EXERCISE
Pull out each line of the items below that contains the string "paren", treating uppercase and lowercase as different.

RAW DATA
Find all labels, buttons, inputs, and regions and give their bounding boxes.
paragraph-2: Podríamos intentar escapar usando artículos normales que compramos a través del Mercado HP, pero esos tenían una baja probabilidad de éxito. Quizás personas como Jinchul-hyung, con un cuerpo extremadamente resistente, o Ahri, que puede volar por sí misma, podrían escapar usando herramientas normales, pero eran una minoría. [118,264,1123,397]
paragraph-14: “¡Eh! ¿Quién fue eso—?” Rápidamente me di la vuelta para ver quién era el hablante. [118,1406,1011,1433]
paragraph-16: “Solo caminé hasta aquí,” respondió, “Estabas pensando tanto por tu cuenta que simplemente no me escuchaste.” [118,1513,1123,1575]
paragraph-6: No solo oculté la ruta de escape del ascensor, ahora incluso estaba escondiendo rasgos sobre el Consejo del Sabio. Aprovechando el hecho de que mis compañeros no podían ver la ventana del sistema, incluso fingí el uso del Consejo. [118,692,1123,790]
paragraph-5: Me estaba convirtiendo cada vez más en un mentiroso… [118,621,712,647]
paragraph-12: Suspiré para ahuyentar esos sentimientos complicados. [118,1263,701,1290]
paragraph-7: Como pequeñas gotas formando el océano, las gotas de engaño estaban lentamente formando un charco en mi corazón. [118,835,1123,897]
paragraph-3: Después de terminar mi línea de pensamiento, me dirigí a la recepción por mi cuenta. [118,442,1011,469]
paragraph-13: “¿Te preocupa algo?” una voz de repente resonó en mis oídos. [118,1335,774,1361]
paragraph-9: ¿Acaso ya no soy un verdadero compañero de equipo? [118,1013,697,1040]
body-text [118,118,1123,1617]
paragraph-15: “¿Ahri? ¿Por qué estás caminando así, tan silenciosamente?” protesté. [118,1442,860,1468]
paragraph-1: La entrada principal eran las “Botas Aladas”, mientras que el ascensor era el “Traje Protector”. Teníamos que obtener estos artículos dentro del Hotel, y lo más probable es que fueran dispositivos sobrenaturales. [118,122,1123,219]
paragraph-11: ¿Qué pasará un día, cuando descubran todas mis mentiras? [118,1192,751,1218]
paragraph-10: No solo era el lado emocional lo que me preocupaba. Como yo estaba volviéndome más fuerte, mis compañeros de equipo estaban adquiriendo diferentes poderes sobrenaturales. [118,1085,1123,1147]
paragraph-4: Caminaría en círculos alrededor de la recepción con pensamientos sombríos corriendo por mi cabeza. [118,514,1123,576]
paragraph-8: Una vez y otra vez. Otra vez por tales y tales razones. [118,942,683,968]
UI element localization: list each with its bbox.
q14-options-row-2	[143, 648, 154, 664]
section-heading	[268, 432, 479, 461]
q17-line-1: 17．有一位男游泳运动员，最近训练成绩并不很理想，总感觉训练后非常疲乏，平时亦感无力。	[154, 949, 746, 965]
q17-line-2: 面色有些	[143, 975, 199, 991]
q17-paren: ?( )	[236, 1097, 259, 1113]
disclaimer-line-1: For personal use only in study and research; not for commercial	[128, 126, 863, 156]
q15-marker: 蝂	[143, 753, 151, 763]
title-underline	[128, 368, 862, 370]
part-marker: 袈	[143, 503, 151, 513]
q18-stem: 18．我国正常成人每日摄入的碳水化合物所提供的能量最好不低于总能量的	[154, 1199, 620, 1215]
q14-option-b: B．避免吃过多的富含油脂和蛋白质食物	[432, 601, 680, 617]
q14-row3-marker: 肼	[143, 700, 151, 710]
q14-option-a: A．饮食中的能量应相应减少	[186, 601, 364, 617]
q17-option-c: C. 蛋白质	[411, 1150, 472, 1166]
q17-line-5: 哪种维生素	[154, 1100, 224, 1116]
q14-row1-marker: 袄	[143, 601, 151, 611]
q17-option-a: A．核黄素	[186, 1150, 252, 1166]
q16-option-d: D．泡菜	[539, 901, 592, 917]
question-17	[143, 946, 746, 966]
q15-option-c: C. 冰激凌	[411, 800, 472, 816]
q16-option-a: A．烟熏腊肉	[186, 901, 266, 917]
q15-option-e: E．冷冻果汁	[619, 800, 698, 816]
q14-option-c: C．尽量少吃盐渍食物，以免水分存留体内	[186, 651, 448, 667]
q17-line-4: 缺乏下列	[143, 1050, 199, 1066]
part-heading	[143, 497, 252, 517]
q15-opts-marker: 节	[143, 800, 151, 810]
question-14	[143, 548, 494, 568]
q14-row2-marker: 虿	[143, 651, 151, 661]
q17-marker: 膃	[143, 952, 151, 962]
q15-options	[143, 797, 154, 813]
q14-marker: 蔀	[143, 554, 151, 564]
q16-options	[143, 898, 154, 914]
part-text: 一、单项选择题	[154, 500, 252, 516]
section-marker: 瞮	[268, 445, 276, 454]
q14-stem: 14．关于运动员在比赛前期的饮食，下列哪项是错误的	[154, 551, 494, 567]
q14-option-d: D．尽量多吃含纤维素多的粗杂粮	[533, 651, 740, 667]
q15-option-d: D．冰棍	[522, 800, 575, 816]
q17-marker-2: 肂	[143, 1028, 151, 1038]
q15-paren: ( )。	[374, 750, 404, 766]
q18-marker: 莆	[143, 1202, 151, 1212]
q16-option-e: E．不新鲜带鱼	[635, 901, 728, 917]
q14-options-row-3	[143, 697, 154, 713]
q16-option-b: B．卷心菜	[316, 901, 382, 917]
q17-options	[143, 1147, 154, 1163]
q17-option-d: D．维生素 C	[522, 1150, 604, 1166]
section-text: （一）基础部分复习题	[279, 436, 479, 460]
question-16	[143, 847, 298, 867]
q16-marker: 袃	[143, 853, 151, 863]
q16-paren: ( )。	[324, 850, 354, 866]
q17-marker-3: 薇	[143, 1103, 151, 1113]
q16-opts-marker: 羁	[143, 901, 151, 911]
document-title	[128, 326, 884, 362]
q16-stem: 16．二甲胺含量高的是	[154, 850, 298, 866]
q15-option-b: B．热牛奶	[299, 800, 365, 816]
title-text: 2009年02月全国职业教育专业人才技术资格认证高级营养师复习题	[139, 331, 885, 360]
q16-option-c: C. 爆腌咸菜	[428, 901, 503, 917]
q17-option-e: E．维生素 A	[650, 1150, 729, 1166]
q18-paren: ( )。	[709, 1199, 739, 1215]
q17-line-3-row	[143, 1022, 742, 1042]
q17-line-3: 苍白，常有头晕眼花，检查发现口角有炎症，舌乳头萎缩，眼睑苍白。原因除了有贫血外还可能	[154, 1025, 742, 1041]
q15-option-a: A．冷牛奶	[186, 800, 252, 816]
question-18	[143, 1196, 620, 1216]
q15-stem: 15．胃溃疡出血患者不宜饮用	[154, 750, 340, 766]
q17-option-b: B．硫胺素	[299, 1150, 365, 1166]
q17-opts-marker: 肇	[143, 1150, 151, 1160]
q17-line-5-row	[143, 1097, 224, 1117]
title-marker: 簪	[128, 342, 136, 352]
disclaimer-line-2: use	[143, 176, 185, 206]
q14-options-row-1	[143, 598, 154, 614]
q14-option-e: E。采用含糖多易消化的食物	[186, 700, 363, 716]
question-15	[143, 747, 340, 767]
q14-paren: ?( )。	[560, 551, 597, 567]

SOLVED PROBLEM
q17-paren: ?( )	[236, 1097, 259, 1113]
q15-paren: ( )。	[374, 750, 404, 766]
q16-paren: ( )。	[324, 850, 354, 866]
q18-paren: ( )。	[709, 1199, 739, 1215]
q14-paren: ?( )。	[560, 551, 597, 567]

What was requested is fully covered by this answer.